Your objective » From the entries that follow, gather each line holding the word "xlabel".

Data rows »
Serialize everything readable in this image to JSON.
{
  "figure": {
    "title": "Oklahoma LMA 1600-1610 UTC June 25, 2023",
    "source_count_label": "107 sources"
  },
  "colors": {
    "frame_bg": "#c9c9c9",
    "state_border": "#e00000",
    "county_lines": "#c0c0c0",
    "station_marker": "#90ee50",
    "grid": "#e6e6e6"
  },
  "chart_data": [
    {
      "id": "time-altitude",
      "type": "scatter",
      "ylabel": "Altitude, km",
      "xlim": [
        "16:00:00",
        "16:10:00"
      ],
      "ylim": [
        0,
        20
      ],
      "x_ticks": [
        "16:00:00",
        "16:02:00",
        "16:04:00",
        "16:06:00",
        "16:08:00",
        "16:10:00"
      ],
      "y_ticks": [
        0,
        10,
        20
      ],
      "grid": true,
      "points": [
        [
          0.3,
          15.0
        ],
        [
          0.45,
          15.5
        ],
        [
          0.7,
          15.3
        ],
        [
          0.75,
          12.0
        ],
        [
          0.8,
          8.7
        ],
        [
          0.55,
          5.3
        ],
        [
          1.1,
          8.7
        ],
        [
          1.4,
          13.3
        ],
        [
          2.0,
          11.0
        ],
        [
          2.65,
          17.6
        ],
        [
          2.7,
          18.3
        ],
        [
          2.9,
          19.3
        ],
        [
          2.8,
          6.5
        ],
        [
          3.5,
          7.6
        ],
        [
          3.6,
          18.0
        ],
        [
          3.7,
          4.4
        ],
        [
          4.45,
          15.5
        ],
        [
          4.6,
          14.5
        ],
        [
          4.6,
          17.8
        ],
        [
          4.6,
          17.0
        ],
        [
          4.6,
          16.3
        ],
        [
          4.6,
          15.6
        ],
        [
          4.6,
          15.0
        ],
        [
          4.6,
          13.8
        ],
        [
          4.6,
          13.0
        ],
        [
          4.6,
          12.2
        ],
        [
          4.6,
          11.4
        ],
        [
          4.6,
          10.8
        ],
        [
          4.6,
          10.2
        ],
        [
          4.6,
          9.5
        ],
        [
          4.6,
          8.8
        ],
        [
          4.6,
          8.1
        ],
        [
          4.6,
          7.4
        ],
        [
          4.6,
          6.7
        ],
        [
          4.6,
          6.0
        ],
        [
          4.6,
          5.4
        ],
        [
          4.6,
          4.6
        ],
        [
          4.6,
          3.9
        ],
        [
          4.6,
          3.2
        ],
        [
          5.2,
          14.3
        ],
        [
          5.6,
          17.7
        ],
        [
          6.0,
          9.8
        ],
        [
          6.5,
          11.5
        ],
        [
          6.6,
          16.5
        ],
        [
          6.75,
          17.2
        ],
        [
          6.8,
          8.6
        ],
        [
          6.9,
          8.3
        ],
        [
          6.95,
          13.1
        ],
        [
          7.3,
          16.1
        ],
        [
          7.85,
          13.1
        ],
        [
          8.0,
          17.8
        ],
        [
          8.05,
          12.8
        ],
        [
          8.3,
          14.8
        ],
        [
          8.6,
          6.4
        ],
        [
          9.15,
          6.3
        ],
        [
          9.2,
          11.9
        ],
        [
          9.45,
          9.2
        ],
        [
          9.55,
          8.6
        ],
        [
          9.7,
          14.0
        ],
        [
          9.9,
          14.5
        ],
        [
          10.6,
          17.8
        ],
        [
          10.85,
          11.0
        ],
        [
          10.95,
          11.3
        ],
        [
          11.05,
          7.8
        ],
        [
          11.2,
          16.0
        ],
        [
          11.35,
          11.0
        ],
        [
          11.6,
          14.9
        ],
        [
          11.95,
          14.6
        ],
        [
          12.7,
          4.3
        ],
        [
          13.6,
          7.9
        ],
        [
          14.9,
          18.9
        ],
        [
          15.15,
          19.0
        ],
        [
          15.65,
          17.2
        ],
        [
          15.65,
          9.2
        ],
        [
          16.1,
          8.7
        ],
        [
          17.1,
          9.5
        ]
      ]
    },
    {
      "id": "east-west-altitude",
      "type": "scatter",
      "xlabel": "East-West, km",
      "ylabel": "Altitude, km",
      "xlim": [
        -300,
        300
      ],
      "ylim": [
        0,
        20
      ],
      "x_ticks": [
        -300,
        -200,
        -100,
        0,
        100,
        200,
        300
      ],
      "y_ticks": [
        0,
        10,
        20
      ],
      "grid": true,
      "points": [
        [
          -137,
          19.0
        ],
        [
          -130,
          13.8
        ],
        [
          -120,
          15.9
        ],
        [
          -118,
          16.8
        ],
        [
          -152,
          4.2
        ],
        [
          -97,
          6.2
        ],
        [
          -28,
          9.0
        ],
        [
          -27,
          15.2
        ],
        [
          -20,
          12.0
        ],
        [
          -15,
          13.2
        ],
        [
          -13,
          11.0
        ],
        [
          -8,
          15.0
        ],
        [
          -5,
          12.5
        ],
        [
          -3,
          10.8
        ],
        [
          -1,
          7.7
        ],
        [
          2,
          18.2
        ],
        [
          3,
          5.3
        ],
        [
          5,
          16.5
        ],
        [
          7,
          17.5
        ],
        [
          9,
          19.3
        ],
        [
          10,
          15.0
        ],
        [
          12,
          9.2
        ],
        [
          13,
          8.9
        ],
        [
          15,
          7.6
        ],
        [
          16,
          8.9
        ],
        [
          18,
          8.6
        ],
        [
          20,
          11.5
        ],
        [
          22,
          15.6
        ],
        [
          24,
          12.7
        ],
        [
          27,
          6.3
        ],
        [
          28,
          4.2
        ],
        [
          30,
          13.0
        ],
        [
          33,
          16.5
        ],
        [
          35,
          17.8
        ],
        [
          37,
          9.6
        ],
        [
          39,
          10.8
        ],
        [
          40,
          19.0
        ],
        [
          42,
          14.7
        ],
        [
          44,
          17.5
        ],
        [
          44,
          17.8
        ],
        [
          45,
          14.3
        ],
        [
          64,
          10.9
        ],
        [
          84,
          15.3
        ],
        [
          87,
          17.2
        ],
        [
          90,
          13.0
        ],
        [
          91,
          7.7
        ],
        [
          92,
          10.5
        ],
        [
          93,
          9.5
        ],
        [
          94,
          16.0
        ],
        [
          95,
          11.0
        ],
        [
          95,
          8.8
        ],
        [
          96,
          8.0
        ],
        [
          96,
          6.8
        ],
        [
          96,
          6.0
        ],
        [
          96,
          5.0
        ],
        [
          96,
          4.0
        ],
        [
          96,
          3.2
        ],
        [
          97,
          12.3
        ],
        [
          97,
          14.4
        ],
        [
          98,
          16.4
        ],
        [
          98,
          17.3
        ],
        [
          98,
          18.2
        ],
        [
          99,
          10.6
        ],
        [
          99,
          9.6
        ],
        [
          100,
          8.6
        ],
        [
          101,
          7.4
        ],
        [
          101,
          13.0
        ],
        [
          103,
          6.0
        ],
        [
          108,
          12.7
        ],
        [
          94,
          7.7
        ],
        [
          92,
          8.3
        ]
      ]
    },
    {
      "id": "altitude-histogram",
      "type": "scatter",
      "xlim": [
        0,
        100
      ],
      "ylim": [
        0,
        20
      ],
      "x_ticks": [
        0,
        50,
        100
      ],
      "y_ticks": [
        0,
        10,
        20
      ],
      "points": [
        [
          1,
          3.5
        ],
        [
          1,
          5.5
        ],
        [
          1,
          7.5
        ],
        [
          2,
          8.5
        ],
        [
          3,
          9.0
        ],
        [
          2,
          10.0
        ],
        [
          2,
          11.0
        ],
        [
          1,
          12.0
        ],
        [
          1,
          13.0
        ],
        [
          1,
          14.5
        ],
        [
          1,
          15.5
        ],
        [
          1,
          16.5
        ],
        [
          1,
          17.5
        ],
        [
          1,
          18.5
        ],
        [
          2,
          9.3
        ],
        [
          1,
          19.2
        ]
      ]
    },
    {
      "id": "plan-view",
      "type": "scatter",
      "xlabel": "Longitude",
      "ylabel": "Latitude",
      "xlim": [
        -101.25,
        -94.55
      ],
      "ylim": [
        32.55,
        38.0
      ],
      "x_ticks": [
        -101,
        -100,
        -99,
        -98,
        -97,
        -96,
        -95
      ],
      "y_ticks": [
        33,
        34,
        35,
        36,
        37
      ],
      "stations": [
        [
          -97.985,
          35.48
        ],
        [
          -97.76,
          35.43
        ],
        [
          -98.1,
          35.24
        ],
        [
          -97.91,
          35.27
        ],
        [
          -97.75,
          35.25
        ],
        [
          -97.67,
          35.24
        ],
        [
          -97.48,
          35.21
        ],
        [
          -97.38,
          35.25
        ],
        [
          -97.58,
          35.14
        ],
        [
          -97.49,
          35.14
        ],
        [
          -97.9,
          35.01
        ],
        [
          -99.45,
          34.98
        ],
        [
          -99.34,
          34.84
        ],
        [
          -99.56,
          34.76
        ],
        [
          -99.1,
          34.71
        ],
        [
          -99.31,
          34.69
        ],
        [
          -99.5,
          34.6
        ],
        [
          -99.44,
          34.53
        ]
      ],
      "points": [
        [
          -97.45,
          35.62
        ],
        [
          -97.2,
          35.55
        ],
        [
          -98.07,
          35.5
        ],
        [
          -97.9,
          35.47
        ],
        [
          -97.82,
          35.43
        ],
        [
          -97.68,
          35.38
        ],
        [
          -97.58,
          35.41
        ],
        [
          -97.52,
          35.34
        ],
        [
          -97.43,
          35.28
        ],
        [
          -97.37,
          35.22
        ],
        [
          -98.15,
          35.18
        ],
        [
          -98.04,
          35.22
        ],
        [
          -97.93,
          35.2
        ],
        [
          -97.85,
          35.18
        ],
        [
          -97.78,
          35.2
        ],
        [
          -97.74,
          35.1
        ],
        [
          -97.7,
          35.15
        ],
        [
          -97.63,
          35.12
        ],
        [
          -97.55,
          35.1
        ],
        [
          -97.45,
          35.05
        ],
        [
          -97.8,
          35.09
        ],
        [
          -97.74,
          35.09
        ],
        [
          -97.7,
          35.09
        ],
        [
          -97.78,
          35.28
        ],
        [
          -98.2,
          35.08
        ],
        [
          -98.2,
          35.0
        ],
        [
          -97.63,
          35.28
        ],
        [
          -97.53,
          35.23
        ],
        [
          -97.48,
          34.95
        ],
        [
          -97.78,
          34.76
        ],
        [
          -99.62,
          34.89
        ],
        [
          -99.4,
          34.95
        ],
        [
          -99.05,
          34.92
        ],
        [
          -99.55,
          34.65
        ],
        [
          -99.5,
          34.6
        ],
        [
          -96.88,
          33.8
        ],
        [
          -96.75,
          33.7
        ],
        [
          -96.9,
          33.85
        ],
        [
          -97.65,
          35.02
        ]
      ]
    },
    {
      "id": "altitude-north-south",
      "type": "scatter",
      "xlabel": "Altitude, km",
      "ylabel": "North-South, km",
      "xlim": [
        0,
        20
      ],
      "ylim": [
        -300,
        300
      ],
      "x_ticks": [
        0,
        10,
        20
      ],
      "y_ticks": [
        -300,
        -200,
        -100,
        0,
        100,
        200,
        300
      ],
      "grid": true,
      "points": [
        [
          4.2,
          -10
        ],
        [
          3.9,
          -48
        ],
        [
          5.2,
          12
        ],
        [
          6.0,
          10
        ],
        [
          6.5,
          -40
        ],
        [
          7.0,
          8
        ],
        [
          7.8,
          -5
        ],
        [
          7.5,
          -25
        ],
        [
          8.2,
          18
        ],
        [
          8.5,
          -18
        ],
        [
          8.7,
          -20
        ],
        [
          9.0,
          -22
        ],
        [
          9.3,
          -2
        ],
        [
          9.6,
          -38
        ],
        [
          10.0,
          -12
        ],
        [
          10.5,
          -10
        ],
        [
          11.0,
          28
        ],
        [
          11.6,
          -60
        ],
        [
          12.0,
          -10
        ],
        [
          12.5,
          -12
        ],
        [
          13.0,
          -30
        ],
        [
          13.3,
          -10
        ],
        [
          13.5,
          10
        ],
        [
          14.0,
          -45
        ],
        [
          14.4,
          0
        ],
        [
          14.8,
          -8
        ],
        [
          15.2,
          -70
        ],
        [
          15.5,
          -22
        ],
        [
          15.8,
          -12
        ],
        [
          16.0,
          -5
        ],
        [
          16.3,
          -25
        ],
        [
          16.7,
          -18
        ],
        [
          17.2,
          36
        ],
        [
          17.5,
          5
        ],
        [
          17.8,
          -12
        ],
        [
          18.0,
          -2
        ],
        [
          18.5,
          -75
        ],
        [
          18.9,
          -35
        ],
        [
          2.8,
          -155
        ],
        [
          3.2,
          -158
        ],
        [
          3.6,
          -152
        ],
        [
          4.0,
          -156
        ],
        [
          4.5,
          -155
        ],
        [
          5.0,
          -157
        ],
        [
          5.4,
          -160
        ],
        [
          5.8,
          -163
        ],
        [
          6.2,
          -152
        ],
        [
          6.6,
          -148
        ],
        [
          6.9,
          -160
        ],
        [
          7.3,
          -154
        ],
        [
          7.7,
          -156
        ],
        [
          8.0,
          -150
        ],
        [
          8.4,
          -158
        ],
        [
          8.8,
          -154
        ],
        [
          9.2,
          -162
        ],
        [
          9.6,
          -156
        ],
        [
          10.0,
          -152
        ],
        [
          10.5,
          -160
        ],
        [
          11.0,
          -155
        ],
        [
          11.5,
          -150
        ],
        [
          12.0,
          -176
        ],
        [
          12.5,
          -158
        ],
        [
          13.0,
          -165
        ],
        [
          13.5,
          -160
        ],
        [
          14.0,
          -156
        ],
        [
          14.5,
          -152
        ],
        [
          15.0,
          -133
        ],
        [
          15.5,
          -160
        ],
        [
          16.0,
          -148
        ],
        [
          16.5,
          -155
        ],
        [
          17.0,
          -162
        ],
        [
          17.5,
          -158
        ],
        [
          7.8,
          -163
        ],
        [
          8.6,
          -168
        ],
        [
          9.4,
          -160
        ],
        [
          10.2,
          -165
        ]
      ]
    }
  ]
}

Reply »
      "xlabel": "East-West, km",
      "xlabel": "Longitude",
      "xlabel": "Altitude, km",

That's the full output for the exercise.